# EXERCISE TASK
Make an exact copy of the lines below.

(Stored entries)

· · · · ·

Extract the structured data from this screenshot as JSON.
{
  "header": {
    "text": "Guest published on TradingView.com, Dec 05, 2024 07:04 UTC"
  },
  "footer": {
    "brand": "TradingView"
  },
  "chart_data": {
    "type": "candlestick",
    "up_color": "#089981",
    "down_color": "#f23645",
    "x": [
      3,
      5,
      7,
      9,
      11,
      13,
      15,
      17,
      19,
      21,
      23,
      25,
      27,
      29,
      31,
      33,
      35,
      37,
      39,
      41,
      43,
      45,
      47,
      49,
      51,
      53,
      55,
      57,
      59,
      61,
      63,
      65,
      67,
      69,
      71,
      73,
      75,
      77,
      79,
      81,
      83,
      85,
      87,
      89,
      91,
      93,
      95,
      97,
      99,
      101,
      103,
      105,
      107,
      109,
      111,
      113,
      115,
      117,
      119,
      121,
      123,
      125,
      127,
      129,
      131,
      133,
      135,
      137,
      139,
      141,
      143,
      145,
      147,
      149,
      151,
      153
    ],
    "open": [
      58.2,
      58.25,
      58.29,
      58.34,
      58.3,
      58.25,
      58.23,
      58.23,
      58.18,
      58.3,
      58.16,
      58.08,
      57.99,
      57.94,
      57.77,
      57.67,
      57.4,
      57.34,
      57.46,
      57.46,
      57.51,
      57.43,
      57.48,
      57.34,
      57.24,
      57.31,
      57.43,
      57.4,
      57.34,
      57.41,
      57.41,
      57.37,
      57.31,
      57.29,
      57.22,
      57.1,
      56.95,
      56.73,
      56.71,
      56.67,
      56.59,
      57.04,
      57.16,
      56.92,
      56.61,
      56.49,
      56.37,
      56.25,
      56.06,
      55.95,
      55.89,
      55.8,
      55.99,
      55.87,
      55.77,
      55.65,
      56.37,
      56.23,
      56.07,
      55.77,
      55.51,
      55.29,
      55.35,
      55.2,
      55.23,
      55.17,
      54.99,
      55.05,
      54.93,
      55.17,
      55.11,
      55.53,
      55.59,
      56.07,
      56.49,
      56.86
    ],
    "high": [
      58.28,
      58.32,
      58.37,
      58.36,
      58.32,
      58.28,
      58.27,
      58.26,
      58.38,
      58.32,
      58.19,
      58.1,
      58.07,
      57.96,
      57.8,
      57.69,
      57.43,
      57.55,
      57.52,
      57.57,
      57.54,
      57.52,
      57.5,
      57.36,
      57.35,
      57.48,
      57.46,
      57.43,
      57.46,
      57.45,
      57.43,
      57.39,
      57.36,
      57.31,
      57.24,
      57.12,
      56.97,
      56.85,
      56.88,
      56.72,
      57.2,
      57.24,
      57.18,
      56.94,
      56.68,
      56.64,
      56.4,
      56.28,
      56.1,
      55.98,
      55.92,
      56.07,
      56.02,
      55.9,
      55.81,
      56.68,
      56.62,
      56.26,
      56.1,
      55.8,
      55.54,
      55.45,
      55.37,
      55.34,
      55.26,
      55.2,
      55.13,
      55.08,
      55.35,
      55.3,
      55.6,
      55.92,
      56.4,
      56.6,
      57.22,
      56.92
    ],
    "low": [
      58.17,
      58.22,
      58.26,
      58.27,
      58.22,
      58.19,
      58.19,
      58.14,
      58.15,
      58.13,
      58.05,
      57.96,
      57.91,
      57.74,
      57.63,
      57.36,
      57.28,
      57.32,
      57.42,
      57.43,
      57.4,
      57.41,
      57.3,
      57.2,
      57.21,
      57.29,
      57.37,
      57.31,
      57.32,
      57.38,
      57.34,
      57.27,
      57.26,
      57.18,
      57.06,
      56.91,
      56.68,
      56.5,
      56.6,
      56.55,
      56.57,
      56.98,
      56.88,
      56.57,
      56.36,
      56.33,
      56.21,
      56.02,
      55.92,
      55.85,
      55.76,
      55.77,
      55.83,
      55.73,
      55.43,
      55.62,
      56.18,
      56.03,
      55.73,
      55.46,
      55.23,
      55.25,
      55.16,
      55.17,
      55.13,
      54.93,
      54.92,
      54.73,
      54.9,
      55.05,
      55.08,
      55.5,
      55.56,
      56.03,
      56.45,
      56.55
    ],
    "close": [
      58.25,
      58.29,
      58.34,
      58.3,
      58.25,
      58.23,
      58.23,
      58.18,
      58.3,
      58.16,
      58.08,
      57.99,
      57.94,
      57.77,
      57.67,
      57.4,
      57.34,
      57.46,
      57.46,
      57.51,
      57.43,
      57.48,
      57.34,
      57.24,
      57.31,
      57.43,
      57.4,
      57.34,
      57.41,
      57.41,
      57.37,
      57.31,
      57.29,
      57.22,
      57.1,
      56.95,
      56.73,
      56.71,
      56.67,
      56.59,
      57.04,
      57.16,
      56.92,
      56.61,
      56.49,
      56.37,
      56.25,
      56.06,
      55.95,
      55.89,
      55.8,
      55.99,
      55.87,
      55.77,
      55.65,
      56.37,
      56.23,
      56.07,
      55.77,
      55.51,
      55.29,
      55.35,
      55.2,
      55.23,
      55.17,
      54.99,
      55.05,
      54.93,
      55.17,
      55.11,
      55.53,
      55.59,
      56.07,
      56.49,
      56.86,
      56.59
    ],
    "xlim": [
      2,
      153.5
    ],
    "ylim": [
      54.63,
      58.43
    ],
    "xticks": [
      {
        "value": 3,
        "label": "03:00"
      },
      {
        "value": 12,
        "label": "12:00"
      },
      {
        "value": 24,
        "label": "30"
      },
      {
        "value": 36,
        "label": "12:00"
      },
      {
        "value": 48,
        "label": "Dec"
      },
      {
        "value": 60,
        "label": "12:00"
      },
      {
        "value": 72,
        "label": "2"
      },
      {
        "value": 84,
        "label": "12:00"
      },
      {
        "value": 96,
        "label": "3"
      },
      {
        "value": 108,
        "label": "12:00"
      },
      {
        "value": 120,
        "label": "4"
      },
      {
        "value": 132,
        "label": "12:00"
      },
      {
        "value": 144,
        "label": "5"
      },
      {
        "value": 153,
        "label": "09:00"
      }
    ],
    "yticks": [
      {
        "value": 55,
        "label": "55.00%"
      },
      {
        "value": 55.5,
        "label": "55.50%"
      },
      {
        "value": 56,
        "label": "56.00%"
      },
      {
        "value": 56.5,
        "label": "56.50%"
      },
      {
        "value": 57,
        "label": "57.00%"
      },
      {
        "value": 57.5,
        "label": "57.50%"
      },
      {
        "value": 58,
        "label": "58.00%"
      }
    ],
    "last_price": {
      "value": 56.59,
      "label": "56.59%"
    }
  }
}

· · · · ·

# EXERCISE ANSWER
Extract the structured data from this screenshot as JSON.
{
  "header": {
    "text": "Guest published on TradingView.com, Dec 05, 2024 07:04 UTC"
  },
  "footer": {
    "brand": "TradingView"
  },
  "chart_data": {
    "type": "candlestick",
    "up_color": "#089981",
    "down_color": "#f23645",
    "x": [
      3,
      5,
      7,
      9,
      11,
      13,
      15,
      17,
      19,
      21,
      23,
      25,
      27,
      29,
      31,
      33,
      35,
      37,
      39,
      41,
      43,
      45,
      47,
      49,
      51,
      53,
      55,
      57,
      59,
      61,
      63,
      65,
      67,
      69,
      71,
      73,
      75,
      77,
      79,
      81,
      83,
      85,
      87,
      89,
      91,
      93,
      95,
      97,
      99,
      101,
      103,
      105,
      107,
      109,
      111,
      113,
      115,
      117,
      119,
      121,
      123,
      125,
      127,
      129,
      131,
      133,
      135,
      137,
      139,
      141,
      143,
      145,
      147,
      149,
      151,
      153
    ],
    "open": [
      58.2,
      58.25,
      58.29,
      58.34,
      58.3,
      58.25,
      58.23,
      58.23,
      58.18,
      58.3,
      58.16,
      58.08,
      57.99,
      57.94,
      57.77,
      57.67,
      57.4,
      57.34,
      57.46,
      57.46,
      57.51,
      57.43,
      57.48,
      57.34,
      57.24,
      57.31,
      57.43,
      57.4,
      57.34,
      57.41,
      57.41,
      57.37,
      57.31,
      57.29,
      57.22,
      57.1,
      56.95,
      56.73,
      56.71,
      56.67,
      56.59,
      57.04,
      57.16,
      56.92,
      56.61,
      56.49,
      56.37,
      56.25,
      56.06,
      55.95,
      55.89,
      55.8,
      55.99,
      55.87,
      55.77,
      55.65,
      56.37,
      56.23,
      56.07,
      55.77,
      55.51,
      55.29,
      55.35,
      55.2,
      55.23,
      55.17,
      54.99,
      55.05,
      54.93,
      55.17,
      55.11,
      55.53,
      55.59,
      56.07,
      56.49,
      56.86
    ],
    "high": [
      58.28,
      58.32,
      58.37,
      58.36,
      58.32,
      58.28,
      58.27,
      58.26,
      58.38,
      58.32,
      58.19,
      58.1,
      58.07,
      57.96,
      57.8,
      57.69,
      57.43,
      57.55,
      57.52,
      57.57,
      57.54,
      57.52,
      57.5,
      57.36,
      57.35,
      57.48,
      57.46,
      57.43,
      57.46,
      57.45,
      57.43,
      57.39,
      57.36,
      57.31,
      57.24,
      57.12,
      56.97,
      56.85,
      56.88,
      56.72,
      57.2,
      57.24,
      57.18,
      56.94,
      56.68,
      56.64,
      56.4,
      56.28,
      56.1,
      55.98,
      55.92,
      56.07,
      56.02,
      55.9,
      55.81,
      56.68,
      56.62,
      56.26,
      56.1,
      55.8,
      55.54,
      55.45,
      55.37,
      55.34,
      55.26,
      55.2,
      55.13,
      55.08,
      55.35,
      55.3,
      55.6,
      55.92,
      56.4,
      56.6,
      57.22,
      56.92
    ],
    "low": [
      58.17,
      58.22,
      58.26,
      58.27,
      58.22,
      58.19,
      58.19,
      58.14,
      58.15,
      58.13,
      58.05,
      57.96,
      57.91,
      57.74,
      57.63,
      57.36,
      57.28,
      57.32,
      57.42,
      57.43,
      57.4,
      57.41,
      57.3,
      57.2,
      57.21,
      57.29,
      57.37,
      57.31,
      57.32,
      57.38,
      57.34,
      57.27,
      57.26,
      57.18,
      57.06,
      56.91,
      56.68,
      56.5,
      56.6,
      56.55,
      56.57,
      56.98,
      56.88,
      56.57,
      56.36,
      56.33,
      56.21,
      56.02,
      55.92,
      55.85,
      55.76,
      55.77,
      55.83,
      55.73,
      55.43,
      55.62,
      56.18,
      56.03,
      55.73,
      55.46,
      55.23,
      55.25,
      55.16,
      55.17,
      55.13,
      54.93,
      54.92,
      54.73,
      54.9,
      55.05,
      55.08,
      55.5,
      55.56,
      56.03,
      56.45,
      56.55
    ],
    "close": [
      58.25,
      58.29,
      58.34,
      58.3,
      58.25,
      58.23,
      58.23,
      58.18,
      58.3,
      58.16,
      58.08,
      57.99,
      57.94,
      57.77,
      57.67,
      57.4,
      57.34,
      57.46,
      57.46,
      57.51,
      57.43,
      57.48,
      57.34,
      57.24,
      57.31,
      57.43,
      57.4,
      57.34,
      57.41,
      57.41,
      57.37,
      57.31,
      57.29,
      57.22,
      57.1,
      56.95,
      56.73,
      56.71,
      56.67,
      56.59,
      57.04,
      57.16,
      56.92,
      56.61,
      56.49,
      56.37,
      56.25,
      56.06,
      55.95,
      55.89,
      55.8,
      55.99,
      55.87,
      55.77,
      55.65,
      56.37,
      56.23,
      56.07,
      55.77,
      55.51,
      55.29,
      55.35,
      55.2,
      55.23,
      55.17,
      54.99,
      55.05,
      54.93,
      55.17,
      55.11,
      55.53,
      55.59,
      56.07,
      56.49,
      56.86,
      56.59
    ],
    "xlim": [
      2,
      153.5
    ],
    "ylim": [
      54.63,
      58.43
    ],
    "xticks": [
      {
        "value": 3,
        "label": "03:00"
      },
      {
        "value": 12,
        "label": "12:00"
      },
      {
        "value": 24,
        "label": "30"
      },
      {
        "value": 36,
        "label": "12:00"
      },
      {
        "value": 48,
        "label": "Dec"
      },
      {
        "value": 60,
        "label": "12:00"
      },
      {
        "value": 72,
        "label": "2"
      },
      {
        "value": 84,
        "label": "12:00"
      },
      {
        "value": 96,
        "label": "3"
      },
      {
        "value": 108,
        "label": "12:00"
      },
      {
        "value": 120,
        "label": "4"
      },
      {
        "value": 132,
        "label": "12:00"
      },
      {
        "value": 144,
        "label": "5"
      },
      {
        "value": 153,
        "label": "09:00"
      }
    ],
    "yticks": [
      {
        "value": 55,
        "label": "55.00%"
      },
      {
        "value": 55.5,
        "label": "55.50%"
      },
      {
        "value": 56,
        "label": "56.00%"
      },
      {
        "value": 56.5,
        "label": "56.50%"
      },
      {
        "value": 57,
        "label": "57.00%"
      },
      {
        "value": 57.5,
        "label": "57.50%"
      },
      {
        "value": 58,
        "label": "58.00%"
      }
    ],
    "last_price": {
      "value": 56.59,
      "label": "56.59%"
    }
  }
}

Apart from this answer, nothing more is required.